(DATA EXTRACT begins)
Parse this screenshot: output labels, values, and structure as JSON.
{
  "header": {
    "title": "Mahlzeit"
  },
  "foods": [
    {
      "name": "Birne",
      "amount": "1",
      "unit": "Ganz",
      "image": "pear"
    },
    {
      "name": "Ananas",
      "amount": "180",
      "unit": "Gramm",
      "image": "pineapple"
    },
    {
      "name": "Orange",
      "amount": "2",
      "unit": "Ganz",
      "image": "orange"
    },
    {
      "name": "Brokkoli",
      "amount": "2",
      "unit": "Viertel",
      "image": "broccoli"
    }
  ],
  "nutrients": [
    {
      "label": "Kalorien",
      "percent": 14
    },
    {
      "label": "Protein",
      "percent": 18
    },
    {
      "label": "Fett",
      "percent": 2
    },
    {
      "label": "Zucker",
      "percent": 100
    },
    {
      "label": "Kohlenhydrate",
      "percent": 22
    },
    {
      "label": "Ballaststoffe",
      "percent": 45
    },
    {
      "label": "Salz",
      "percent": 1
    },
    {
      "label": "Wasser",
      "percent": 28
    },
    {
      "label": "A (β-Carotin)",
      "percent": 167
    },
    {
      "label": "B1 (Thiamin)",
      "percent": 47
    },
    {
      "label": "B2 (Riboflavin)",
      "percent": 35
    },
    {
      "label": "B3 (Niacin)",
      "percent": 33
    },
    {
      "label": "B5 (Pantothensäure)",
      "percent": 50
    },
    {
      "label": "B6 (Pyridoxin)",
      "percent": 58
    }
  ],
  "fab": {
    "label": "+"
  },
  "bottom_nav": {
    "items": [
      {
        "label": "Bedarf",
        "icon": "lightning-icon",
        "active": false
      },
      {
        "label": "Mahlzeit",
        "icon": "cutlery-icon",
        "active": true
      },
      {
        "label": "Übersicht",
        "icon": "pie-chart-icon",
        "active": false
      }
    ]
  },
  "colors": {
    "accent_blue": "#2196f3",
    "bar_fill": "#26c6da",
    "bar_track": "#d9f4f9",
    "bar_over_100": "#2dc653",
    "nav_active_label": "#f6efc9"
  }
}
(DATA EXTRACT ends)
(DATA EXTRACT begins)
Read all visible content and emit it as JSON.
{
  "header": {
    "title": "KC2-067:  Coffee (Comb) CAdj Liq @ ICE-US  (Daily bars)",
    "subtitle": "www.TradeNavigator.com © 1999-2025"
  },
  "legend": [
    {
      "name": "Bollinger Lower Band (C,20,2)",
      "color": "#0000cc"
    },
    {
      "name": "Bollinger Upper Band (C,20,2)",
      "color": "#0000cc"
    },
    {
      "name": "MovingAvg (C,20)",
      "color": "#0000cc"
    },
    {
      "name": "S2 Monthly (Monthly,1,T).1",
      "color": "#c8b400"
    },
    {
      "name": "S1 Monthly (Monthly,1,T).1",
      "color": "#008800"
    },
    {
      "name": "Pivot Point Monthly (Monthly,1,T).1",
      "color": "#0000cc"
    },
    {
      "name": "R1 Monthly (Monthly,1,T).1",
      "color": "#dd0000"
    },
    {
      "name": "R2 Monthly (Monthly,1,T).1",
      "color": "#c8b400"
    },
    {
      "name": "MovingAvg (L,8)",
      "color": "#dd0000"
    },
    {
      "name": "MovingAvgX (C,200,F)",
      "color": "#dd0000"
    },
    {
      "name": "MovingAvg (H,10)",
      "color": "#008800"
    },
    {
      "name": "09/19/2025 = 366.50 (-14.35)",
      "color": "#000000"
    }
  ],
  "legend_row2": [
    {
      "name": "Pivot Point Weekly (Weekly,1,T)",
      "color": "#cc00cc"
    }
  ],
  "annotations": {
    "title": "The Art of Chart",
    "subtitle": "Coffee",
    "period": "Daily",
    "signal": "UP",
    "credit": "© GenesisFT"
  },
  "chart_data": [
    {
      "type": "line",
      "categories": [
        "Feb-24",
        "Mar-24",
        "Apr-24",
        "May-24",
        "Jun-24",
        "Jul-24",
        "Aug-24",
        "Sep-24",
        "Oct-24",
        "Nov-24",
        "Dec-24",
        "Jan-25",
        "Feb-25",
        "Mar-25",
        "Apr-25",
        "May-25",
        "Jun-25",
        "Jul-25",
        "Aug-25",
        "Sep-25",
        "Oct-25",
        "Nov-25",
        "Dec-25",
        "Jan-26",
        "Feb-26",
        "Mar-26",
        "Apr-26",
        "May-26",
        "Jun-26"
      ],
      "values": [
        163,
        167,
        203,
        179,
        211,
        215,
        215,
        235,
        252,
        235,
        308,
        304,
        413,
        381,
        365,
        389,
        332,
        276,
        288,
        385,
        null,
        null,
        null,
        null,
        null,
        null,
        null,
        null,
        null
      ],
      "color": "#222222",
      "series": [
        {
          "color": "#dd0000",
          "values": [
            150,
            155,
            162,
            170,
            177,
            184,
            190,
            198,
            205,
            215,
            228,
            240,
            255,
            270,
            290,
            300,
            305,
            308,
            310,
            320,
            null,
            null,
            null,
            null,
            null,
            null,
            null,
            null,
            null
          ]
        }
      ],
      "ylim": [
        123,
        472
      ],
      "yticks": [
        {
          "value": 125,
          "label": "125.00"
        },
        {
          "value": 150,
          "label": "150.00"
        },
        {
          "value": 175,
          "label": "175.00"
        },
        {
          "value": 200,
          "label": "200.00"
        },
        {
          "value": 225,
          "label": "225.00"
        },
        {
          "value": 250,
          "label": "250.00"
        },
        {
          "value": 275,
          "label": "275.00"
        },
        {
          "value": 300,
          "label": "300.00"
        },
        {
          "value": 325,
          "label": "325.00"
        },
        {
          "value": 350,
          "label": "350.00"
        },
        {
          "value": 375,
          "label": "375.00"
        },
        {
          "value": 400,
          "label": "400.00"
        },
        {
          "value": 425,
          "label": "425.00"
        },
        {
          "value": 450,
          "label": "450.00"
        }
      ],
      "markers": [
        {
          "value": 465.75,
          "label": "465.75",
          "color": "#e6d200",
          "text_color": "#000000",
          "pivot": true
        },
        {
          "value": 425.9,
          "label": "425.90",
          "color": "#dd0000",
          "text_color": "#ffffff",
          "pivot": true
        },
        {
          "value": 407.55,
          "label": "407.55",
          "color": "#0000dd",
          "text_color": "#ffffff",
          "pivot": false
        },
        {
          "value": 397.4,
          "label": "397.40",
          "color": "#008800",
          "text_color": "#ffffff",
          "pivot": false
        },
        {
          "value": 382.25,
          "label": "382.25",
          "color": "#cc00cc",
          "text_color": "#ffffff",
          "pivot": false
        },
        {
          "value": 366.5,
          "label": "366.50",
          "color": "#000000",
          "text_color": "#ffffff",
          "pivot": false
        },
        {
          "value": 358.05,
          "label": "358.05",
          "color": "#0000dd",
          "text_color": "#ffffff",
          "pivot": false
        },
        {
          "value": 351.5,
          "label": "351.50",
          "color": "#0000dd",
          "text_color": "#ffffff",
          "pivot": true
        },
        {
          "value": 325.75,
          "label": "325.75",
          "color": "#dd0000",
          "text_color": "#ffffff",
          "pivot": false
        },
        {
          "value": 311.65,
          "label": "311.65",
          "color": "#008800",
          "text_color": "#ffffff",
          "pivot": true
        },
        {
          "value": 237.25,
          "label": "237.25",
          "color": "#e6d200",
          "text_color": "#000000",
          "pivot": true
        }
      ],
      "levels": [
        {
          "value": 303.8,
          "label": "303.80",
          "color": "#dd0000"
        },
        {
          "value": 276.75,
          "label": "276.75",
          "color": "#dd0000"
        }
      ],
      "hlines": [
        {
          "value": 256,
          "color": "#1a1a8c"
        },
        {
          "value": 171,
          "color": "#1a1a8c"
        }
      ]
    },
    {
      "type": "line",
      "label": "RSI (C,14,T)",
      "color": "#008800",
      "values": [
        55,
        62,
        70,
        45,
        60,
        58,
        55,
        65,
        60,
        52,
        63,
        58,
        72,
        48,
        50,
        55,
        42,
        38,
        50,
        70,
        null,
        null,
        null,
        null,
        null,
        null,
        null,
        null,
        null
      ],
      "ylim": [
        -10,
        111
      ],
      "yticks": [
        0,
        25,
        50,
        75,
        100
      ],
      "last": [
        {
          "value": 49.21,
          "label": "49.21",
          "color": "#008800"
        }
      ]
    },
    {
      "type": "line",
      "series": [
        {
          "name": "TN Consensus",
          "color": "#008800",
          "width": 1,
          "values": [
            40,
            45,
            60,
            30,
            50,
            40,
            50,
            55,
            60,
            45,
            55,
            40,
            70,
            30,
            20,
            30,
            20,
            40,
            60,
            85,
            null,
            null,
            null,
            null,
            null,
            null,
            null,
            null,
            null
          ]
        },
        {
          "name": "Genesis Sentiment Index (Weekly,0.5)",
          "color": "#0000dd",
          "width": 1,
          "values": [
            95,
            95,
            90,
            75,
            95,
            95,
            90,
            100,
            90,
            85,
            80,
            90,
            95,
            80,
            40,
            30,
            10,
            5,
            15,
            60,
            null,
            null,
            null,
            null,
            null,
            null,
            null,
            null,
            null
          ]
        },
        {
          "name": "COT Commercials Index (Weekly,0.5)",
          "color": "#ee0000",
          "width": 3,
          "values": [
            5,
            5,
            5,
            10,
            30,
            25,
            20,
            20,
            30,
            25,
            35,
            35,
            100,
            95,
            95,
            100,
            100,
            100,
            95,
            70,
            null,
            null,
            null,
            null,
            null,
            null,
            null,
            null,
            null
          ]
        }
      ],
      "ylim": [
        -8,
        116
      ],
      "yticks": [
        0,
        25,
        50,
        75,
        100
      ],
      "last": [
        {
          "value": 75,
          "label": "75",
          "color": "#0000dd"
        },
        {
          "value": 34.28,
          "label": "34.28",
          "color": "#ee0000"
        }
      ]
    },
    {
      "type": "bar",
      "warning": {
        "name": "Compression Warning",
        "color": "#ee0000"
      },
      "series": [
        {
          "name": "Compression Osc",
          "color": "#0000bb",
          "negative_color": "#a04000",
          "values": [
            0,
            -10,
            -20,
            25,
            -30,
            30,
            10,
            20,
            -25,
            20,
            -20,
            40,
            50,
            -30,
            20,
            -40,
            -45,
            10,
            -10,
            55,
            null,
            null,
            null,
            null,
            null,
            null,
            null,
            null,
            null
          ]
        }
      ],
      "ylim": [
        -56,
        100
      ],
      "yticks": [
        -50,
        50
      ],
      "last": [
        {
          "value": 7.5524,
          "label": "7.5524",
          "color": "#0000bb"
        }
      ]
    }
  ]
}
(DATA EXTRACT ends)
(DATA EXTRACT begins)
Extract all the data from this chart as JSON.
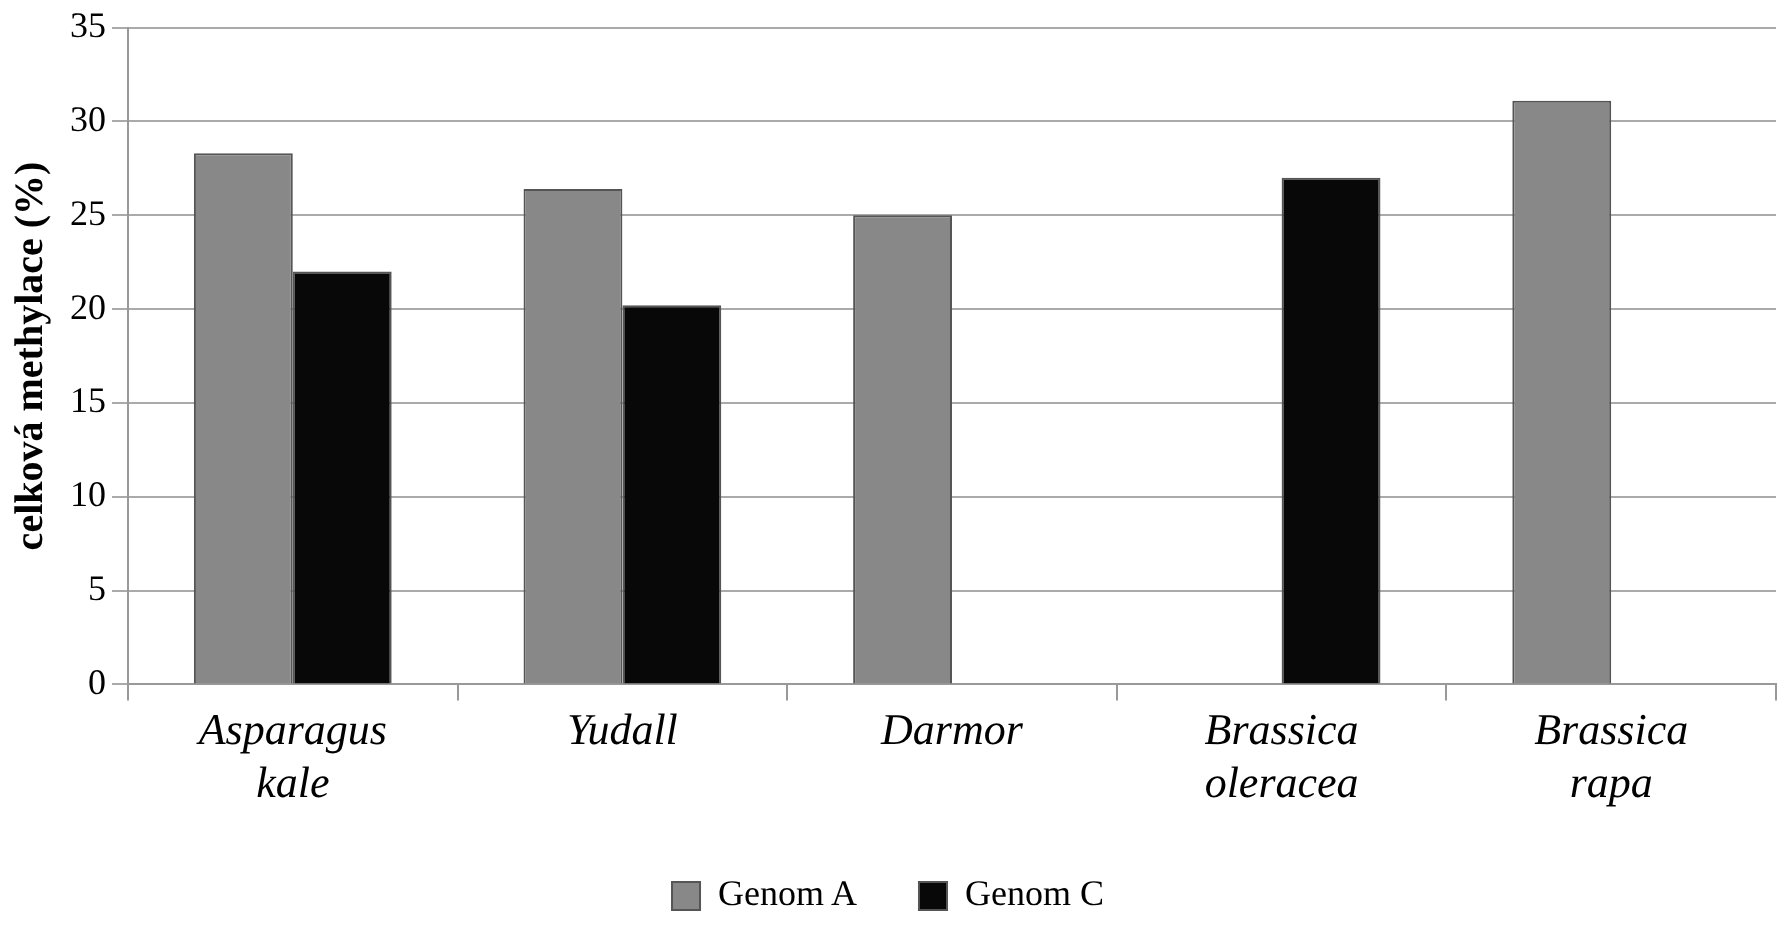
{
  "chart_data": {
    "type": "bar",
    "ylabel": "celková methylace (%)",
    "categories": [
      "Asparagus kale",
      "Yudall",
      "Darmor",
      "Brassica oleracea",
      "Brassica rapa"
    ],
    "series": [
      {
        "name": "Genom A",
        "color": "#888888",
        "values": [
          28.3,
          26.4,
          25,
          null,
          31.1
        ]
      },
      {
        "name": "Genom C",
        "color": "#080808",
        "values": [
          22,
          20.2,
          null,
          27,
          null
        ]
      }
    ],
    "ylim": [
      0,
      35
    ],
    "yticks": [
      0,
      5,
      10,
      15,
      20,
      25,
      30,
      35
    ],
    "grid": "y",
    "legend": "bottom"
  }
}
(DATA EXTRACT ends)
• **DESCRIPTION OF THE TASK**
Note how many lines of the entries contain the string "Point", then give that number by itself.

• **EXERCISE ANSWER**
2